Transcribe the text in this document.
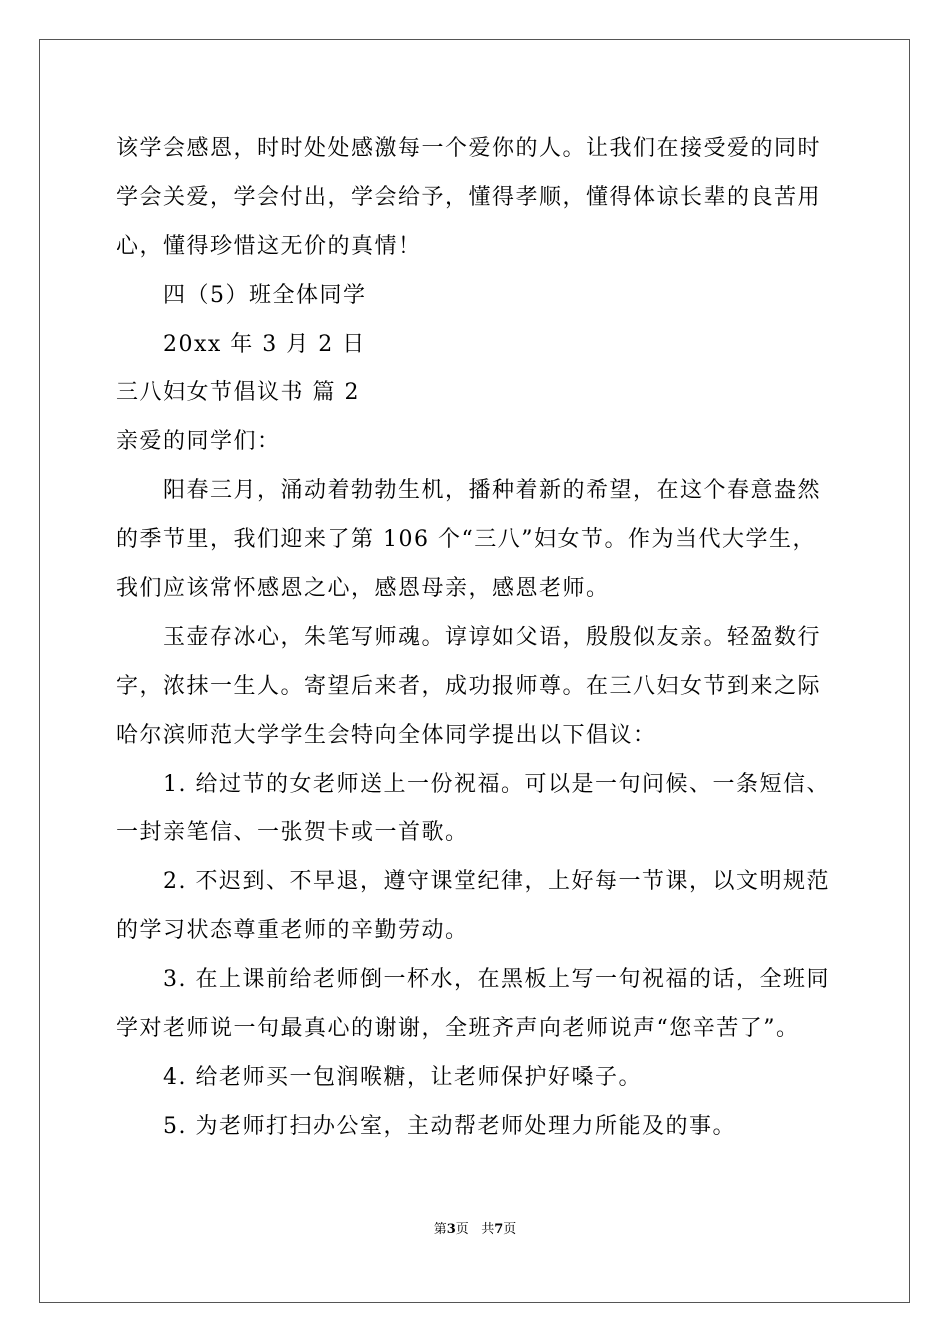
该学会感恩，时时处处感激每一个爱你的人。让我们在接受爱的同时
学会关爱，学会付出，学会给予，懂得孝顺，懂得体谅长辈的良苦用
心，懂得珍惜这无价的真情！
四（5）班全体同学
20xx 年 3 月 2 日
三八妇女节倡议书 篇 2
亲爱的同学们：
阳春三月，涌动着勃勃生机，播种着新的希望，在这个春意盎然
的季节里，我们迎来了第 106 个“三八”妇女节。作为当代大学生，
我们应该常怀感恩之心，感恩母亲，感恩老师。
玉壶存冰心，朱笔写师魂。谆谆如父语，殷殷似友亲。轻盈数行
字，浓抹一生人。寄望后来者，成功报师尊。在三八妇女节到来之际
哈尔滨师范大学学生会特向全体同学提出以下倡议：
1. 给过节的女老师送上一份祝福。可以是一句问候、一条短信、
一封亲笔信、一张贺卡或一首歌。
2. 不迟到、不早退，遵守课堂纪律，上好每一节课，以文明规范
的学习状态尊重老师的辛勤劳动。
3. 在上课前给老师倒一杯水，在黑板上写一句祝福的话，全班同
学对老师说一句最真心的谢谢，全班齐声向老师说声“您辛苦了”。
4. 给老师买一包润喉糖，让老师保护好嗓子。
5. 为老师打扫办公室，主动帮老师处理力所能及的事。
第3页   共7页
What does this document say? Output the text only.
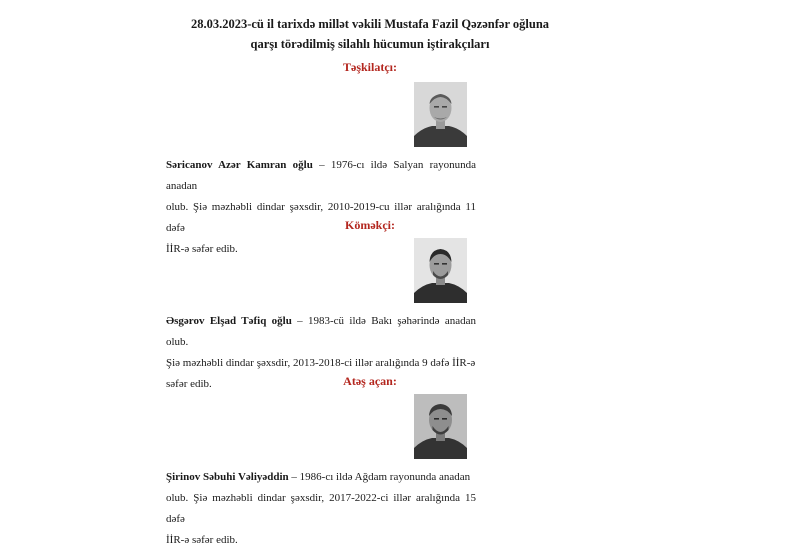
28.03.2023-cü il tarixdə millət vəkili Mustafa Fazil Qəzənfər oğluna
qarşı törədilmiş silahlı hücumun iştirakçıları
Təşkilatçı:
Səricanov Azər Kamran oğlu – 1976-cı ildə Salyan rayonunda anadan
olub. Şiə məzhəbli dindar şəxsdir, 2010-2019-cu illər aralığında 11 dəfə
İİR-ə səfər edib.
Köməkçi:
Əsgərov Elşad Təfiq oğlu – 1983-cü ildə Bakı şəhərində anadan olub.
Şiə məzhəbli dindar şəxsdir, 2013-2018-ci illər aralığında 9 dəfə İİR-ə
səfər edib.	Atəş açan:
Şirinov Səbuhi Vəliyəddin – 1986-cı ildə Ağdam rayonunda anadan
olub. Şiə məzhəbli dindar şəxsdir, 2017-2022-ci illər aralığında 15 dəfə
İİR-ə səfər edib.
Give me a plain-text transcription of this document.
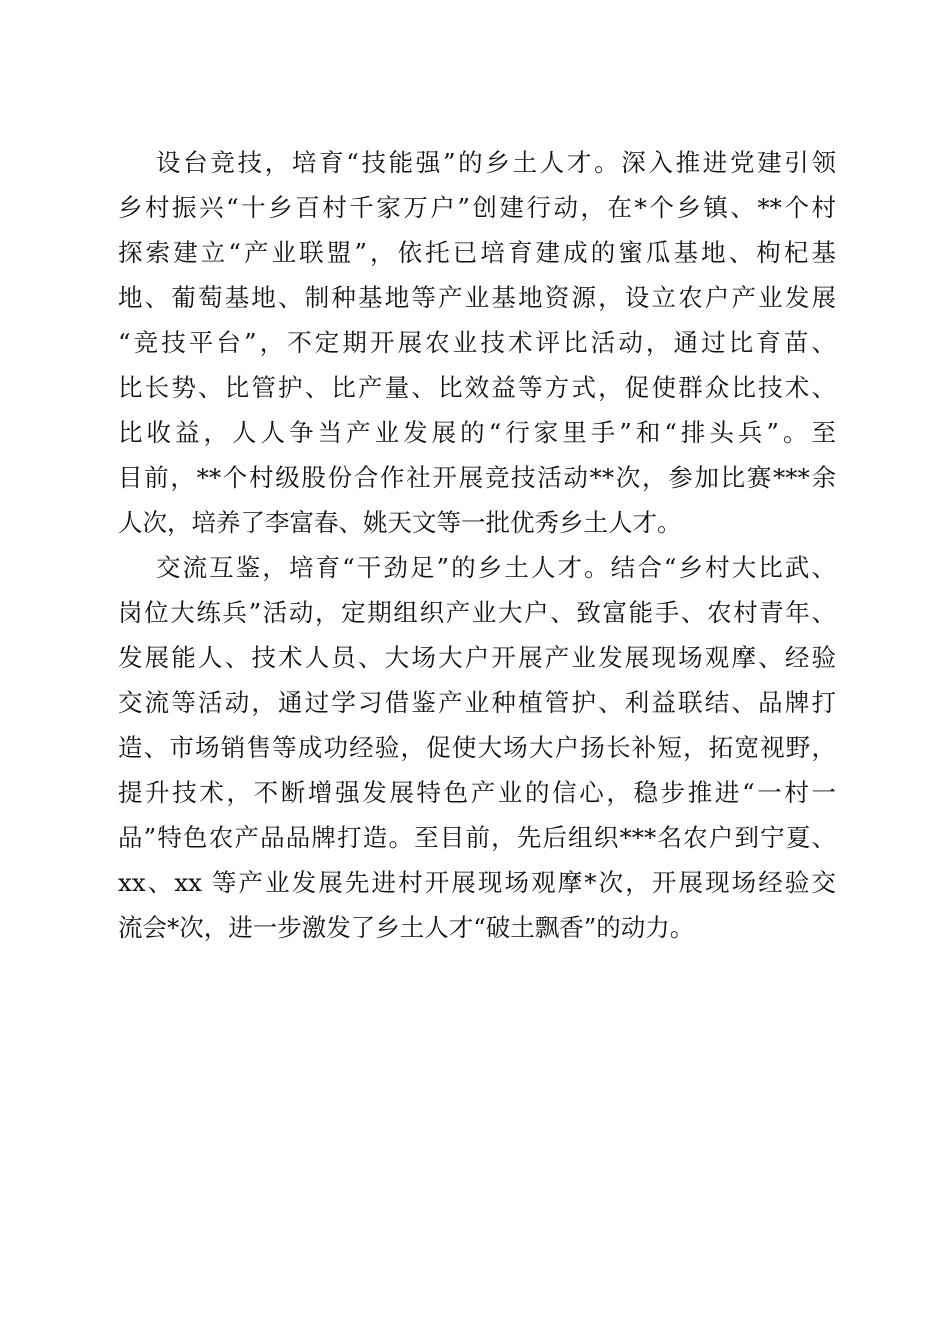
设台竞技，培育“技能强”的乡土人才。深入推进党建引领
乡村振兴“十乡百村千家万户”创建行动，在*个乡镇、**个村
探索建立“产业联盟”，依托已培育建成的蜜瓜基地、枸杞基
地、葡萄基地、制种基地等产业基地资源，设立农户产业发展
“竞技平台”，不定期开展农业技术评比活动，通过比育苗、
比长势、比管护、比产量、比效益等方式，促使群众比技术、
比收益，人人争当产业发展的“行家里手”和“排头兵”。至
目前，**个村级股份合作社开展竞技活动**次，参加比赛***余
人次，培养了李富春、姚天文等一批优秀乡土人才。
交流互鉴，培育“干劲足”的乡土人才。结合“乡村大比武、
岗位大练兵”活动，定期组织产业大户、致富能手、农村青年、
发展能人、技术人员、大场大户开展产业发展现场观摩、经验
交流等活动，通过学习借鉴产业种植管护、利益联结、品牌打
造、市场销售等成功经验，促使大场大户扬长补短，拓宽视野，
提升技术，不断增强发展特色产业的信心，稳步推进“一村一
品”特色农产品品牌打造。至目前，先后组织***名农户到宁夏、
xx、xx 等产业发展先进村开展现场观摩*次，开展现场经验交
流会*次，进一步激发了乡土人才“破土飘香”的动力。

(WRITTEN INSTRUCTION) Leave out the pictures, and give all the records again exactly.

(SOLVED PROBLEM)
Transcribe the text in this document.
该学会感恩，时时处处感激每一个爱你的人。让我们在接受爱的同时
学会关爱，学会付出，学会给予，懂得孝顺，懂得体谅长辈的良苦用
心，懂得珍惜这无价的真情！
四（5）班全体同学
20xx 年 3 月 2 日
三八妇女节倡议书 篇 2
亲爱的同学们：
阳春三月，涌动着勃勃生机，播种着新的希望，在这个春意盎然
的季节里，我们迎来了第 106 个“三八”妇女节。作为当代大学生，
我们应该常怀感恩之心，感恩母亲，感恩老师。
玉壶存冰心，朱笔写师魂。谆谆如父语，殷殷似友亲。轻盈数行
字，浓抹一生人。寄望后来者，成功报师尊。在三八妇女节到来之际
哈尔滨师范大学学生会特向全体同学提出以下倡议：
1. 给过节的女老师送上一份祝福。可以是一句问候、一条短信、
一封亲笔信、一张贺卡或一首歌。
2. 不迟到、不早退，遵守课堂纪律，上好每一节课，以文明规范
的学习状态尊重老师的辛勤劳动。
3. 在上课前给老师倒一杯水，在黑板上写一句祝福的话，全班同
学对老师说一句最真心的谢谢，全班齐声向老师说声“您辛苦了”。
4. 给老师买一包润喉糖，让老师保护好嗓子。
5. 为老师打扫办公室，主动帮老师处理力所能及的事。
第3页   共7页
What does this document say? Output the text only.
28.03.2023-cü il tarixdə millət vəkili Mustafa Fazil Qəzənfər oğluna
qarşı törədilmiş silahlı hücumun iştirakçıları
Təşkilatçı:
Səricanov Azər Kamran oğlu – 1976-cı ildə Salyan rayonunda anadan
olub. Şiə məzhəbli dindar şəxsdir, 2010-2019-cu illər aralığında 11 dəfə
İİR-ə səfər edib.
Köməkçi:
Əsgərov Elşad Təfiq oğlu – 1983-cü ildə Bakı şəhərində anadan olub.
Şiə məzhəbli dindar şəxsdir, 2013-2018-ci illər aralığında 9 dəfə İİR-ə
səfər edib.	Atəş açan:
Şirinov Səbuhi Vəliyəddin – 1986-cı ildə Ağdam rayonunda anadan
olub. Şiə məzhəbli dindar şəxsdir, 2017-2022-ci illər aralığında 15 dəfə
İİR-ə səfər edib.
Give me a plain-text transcription of this document.
设台竞技，培育“技能强”的乡土人才。深入推进党建引领
乡村振兴“十乡百村千家万户”创建行动，在*个乡镇、**个村
探索建立“产业联盟”，依托已培育建成的蜜瓜基地、枸杞基
地、葡萄基地、制种基地等产业基地资源，设立农户产业发展
“竞技平台”，不定期开展农业技术评比活动，通过比育苗、
比长势、比管护、比产量、比效益等方式，促使群众比技术、
比收益，人人争当产业发展的“行家里手”和“排头兵”。至
目前，**个村级股份合作社开展竞技活动**次，参加比赛***余
人次，培养了李富春、姚天文等一批优秀乡土人才。
交流互鉴，培育“干劲足”的乡土人才。结合“乡村大比武、
岗位大练兵”活动，定期组织产业大户、致富能手、农村青年、
发展能人、技术人员、大场大户开展产业发展现场观摩、经验
交流等活动，通过学习借鉴产业种植管护、利益联结、品牌打
造、市场销售等成功经验，促使大场大户扬长补短，拓宽视野，
提升技术，不断增强发展特色产业的信心，稳步推进“一村一
品”特色农产品品牌打造。至目前，先后组织***名农户到宁夏、
xx、xx 等产业发展先进村开展现场观摩*次，开展现场经验交
流会*次，进一步激发了乡土人才“破土飘香”的动力。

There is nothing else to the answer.